EXERCISE DESCRIPTION
In full and without alteration, give the listing again.

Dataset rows
↓
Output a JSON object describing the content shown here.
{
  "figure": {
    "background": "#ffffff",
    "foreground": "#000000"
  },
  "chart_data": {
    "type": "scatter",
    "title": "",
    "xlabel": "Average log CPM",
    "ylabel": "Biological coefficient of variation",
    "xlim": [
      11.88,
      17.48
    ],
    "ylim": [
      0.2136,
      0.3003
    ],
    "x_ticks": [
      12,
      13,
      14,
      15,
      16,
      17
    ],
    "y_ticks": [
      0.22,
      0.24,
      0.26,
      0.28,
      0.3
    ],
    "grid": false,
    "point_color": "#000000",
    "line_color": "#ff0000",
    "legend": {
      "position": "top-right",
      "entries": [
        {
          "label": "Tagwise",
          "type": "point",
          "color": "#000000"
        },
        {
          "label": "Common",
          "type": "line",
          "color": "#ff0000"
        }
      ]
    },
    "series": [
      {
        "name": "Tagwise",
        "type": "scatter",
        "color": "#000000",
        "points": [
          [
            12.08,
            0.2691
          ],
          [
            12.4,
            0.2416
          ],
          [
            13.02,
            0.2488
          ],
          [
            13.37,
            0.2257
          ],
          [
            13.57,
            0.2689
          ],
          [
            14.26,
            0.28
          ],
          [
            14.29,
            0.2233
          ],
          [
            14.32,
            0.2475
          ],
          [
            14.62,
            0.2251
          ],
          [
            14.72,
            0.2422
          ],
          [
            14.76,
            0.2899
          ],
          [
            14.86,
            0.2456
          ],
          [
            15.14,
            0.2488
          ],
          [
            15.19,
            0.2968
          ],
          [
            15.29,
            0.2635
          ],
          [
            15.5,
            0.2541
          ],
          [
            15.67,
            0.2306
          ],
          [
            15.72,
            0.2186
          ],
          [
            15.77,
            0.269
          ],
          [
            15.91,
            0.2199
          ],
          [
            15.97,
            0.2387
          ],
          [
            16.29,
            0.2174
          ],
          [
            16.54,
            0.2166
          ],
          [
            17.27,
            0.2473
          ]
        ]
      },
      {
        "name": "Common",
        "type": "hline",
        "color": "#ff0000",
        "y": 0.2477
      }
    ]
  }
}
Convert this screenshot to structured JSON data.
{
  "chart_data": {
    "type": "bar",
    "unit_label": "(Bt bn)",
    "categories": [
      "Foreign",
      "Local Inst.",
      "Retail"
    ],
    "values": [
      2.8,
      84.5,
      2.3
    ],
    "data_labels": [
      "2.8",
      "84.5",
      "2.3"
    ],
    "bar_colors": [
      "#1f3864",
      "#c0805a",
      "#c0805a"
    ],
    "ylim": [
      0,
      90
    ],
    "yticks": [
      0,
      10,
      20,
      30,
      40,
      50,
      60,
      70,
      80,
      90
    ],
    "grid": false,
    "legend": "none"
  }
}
↑
EXERCISE RESULT
Output a JSON object describing the content shown here.
{
  "figure": {
    "background": "#ffffff",
    "foreground": "#000000"
  },
  "chart_data": {
    "type": "scatter",
    "title": "",
    "xlabel": "Average log CPM",
    "ylabel": "Biological coefficient of variation",
    "xlim": [
      11.88,
      17.48
    ],
    "ylim": [
      0.2136,
      0.3003
    ],
    "x_ticks": [
      12,
      13,
      14,
      15,
      16,
      17
    ],
    "y_ticks": [
      0.22,
      0.24,
      0.26,
      0.28,
      0.3
    ],
    "grid": false,
    "point_color": "#000000",
    "line_color": "#ff0000",
    "legend": {
      "position": "top-right",
      "entries": [
        {
          "label": "Tagwise",
          "type": "point",
          "color": "#000000"
        },
        {
          "label": "Common",
          "type": "line",
          "color": "#ff0000"
        }
      ]
    },
    "series": [
      {
        "name": "Tagwise",
        "type": "scatter",
        "color": "#000000",
        "points": [
          [
            12.08,
            0.2691
          ],
          [
            12.4,
            0.2416
          ],
          [
            13.02,
            0.2488
          ],
          [
            13.37,
            0.2257
          ],
          [
            13.57,
            0.2689
          ],
          [
            14.26,
            0.28
          ],
          [
            14.29,
            0.2233
          ],
          [
            14.32,
            0.2475
          ],
          [
            14.62,
            0.2251
          ],
          [
            14.72,
            0.2422
          ],
          [
            14.76,
            0.2899
          ],
          [
            14.86,
            0.2456
          ],
          [
            15.14,
            0.2488
          ],
          [
            15.19,
            0.2968
          ],
          [
            15.29,
            0.2635
          ],
          [
            15.5,
            0.2541
          ],
          [
            15.67,
            0.2306
          ],
          [
            15.72,
            0.2186
          ],
          [
            15.77,
            0.269
          ],
          [
            15.91,
            0.2199
          ],
          [
            15.97,
            0.2387
          ],
          [
            16.29,
            0.2174
          ],
          [
            16.54,
            0.2166
          ],
          [
            17.27,
            0.2473
          ]
        ]
      },
      {
        "name": "Common",
        "type": "hline",
        "color": "#ff0000",
        "y": 0.2477
      }
    ]
  }
}
Convert this screenshot to structured JSON data.
{
  "chart_data": {
    "type": "bar",
    "unit_label": "(Bt bn)",
    "categories": [
      "Foreign",
      "Local Inst.",
      "Retail"
    ],
    "values": [
      2.8,
      84.5,
      2.3
    ],
    "data_labels": [
      "2.8",
      "84.5",
      "2.3"
    ],
    "bar_colors": [
      "#1f3864",
      "#c0805a",
      "#c0805a"
    ],
    "ylim": [
      0,
      90
    ],
    "yticks": [
      0,
      10,
      20,
      30,
      40,
      50,
      60,
      70,
      80,
      90
    ],
    "grid": false,
    "legend": "none"
  }
}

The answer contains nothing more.